### What is expected
Copy the beach story from "As Sandy and" up to and including "damsel in distress.", substituting "ice chest" for "cooler".

(Text excerpt begins)

Just to set the scene, Sam was in her mid 50s I'd say, or maybe just a hard lived 40s. She was slender, but not a hard body type. She looked a little worn around the edges, sort of tired. Maybe she hadn't slept well the night before. Her skin was very tanned, and wrinkly and she probably spent a lot of time at the beach. She wore her long blonde hair loose, hanging down her back and had on a blue bikini that was a little skimpy, a low rider, shall we say, that sat below a little tanned paunch of a belly. She had a loud, raspy whiskey voice that was not easily tuned out. From a distance she wasn't unattractive, but as Ed would tell me later, close up was a different story.


Sam looked quite attractive from a distance, but close up, not so much.

As Sandy and I chatted in our chairs by the water, from the corner of my eye I saw someone approaching. It was Sam. She was holding one handle of a cammo covered cooler while my husband held the other. She said to me "You don't mind if I borrow your husband for a few minutes do you?" What could I say? Ed just sort of shrugged his shoulders and smiled, helplessly. I turned to Sandy with a stunned look of disbelief and she and I burst out laughing. 

As Sam and Ed walked off toward some unknown spot down the beach, Ron came down and told us that after her gentleman friend left she went over to Ed and Ron and asked if they could help her carry her cooler to another spot down the beach. "It's just down by that yellow building" she said. Ron remained silent and didn't make eye contact with her. Ed, on the other hand, couldn't escape and became Sam's hero, helping out the damsel in distress.

So, Sandy and I continued chatting and laughing about the whole situation, making up scenarios about where she was taking him. After about five minutes went by I said "I can't believe it, they are still walking!" Way off in the distance, we could see the two of them, connected by this cooler, making their way down the beach.  Another few minutes went by and we could still see them walking, cooler suspended between them. By now they were way, way down the beach almost out of sight. I think we watched them for 15 minutes before they were no longer in sight. The gentle waves rolled in and out, higher and higher on the sand, passing our chairs at times, as the tide came in and the sun rose higher in the sky. And still no Ed. 

The people who were sitting near us on the beach and had witnessed the whole thing, including Sam approaching the guys for help, were incredulous as well. "She just has no boundaries." I said. Sandy said "Who does that? Goes up to a perfect stranger and asks them to do something like that? She didn't take the hint when I had the newspaper right up in front of my face that I didn't want to be approached? I knew she was trouble as soon as she put her towel down. Why do you sit right next to the only other people on the beach? And then that other couple couldn't get away from her fast enough. Yes, that's a good way to put it. She has no boundaries!" One woman who had been swimming with  her little two year old and her parents, came out of the water and asked if there was any sign of him yet, and then turned to me on her way by and said "I think when your husband gets back, I will ask him if he'd be willing to watch my little girl for a while!" Of course we all started laughing, and then another woman on the beach called out saying "Oh yes do it! That would be awesome!" Then the woman with the little girl said to us "I asked my father what he would have done and he said  he would have said no. But my mother piped up and said, 'Oh, no he wouldn't!" Another woman said she asked her husband how he would have handled it. "He said he would have told her he was recovering from surgery." Poor Ed. He was just trying to be nice. But, no good deed goes unpunished, as they say. Ed was the talk of the whole beach. and not even there to enjoy it!

(Text excerpt ends)
(Data listing begins)

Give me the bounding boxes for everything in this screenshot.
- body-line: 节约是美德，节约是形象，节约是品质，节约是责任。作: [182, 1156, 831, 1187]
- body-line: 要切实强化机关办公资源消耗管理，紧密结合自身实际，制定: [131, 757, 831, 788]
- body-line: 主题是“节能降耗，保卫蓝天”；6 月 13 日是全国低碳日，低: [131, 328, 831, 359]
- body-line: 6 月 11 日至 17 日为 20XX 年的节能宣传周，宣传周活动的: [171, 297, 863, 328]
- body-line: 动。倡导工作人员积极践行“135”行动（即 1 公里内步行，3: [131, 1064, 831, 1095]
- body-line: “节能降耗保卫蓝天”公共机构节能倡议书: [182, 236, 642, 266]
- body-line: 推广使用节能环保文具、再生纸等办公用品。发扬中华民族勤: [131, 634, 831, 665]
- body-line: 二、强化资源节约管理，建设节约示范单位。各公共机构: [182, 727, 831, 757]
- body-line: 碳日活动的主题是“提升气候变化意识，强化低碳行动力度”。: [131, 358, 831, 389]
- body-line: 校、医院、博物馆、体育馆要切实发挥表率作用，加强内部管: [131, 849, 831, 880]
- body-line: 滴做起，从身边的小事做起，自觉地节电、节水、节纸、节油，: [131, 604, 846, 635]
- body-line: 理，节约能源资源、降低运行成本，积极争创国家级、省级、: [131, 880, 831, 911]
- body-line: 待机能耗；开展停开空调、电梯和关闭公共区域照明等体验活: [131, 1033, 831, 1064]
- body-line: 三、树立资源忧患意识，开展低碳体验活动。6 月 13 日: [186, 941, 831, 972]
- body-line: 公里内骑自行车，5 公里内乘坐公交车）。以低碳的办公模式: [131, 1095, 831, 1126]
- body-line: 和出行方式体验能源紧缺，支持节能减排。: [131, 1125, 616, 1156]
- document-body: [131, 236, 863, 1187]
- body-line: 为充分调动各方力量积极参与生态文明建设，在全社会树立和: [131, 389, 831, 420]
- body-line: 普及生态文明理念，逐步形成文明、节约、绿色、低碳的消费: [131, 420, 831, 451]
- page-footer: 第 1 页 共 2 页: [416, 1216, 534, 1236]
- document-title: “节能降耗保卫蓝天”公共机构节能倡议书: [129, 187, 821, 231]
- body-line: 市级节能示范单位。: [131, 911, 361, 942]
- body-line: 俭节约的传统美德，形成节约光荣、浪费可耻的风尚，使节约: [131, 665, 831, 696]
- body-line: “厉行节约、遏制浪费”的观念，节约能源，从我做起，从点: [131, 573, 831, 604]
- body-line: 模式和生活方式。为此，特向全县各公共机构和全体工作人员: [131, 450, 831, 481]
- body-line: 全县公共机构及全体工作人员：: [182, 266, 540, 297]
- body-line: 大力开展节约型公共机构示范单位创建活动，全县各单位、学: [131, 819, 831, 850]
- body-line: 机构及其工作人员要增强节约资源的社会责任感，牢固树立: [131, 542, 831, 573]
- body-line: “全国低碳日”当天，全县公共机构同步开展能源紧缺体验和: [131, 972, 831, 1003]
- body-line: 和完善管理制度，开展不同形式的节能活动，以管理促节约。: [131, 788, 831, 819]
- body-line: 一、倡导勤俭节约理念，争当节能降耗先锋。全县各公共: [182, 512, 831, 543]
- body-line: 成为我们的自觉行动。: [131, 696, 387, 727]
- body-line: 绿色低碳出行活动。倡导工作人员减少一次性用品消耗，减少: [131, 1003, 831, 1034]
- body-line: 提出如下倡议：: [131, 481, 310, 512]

(Data listing ends)

### Answer box
As Sandy and I chatted in our chairs by the water, from the corner of my eye I saw someone approaching. It was Sam. She was holding one handle of a cammo covered ice chest while my husband held the other. She said to me "You don't mind if I borrow your husband for a few minutes do you?" What could I say? Ed just sort of shrugged his shoulders and smiled, helplessly. I turned to Sandy with a stunned look of disbelief and she and I burst out laughing. 

As Sam and Ed walked off toward some unknown spot down the beach, Ron came down and told us that after her gentleman friend left she went over to Ed and Ron and asked if they could help her carry her ice chest to another spot down the beach. "It's just down by that yellow building" she said. Ron remained silent and didn't make eye contact with her. Ed, on the other hand, couldn't escape and became Sam's hero, helping out the damsel in distress.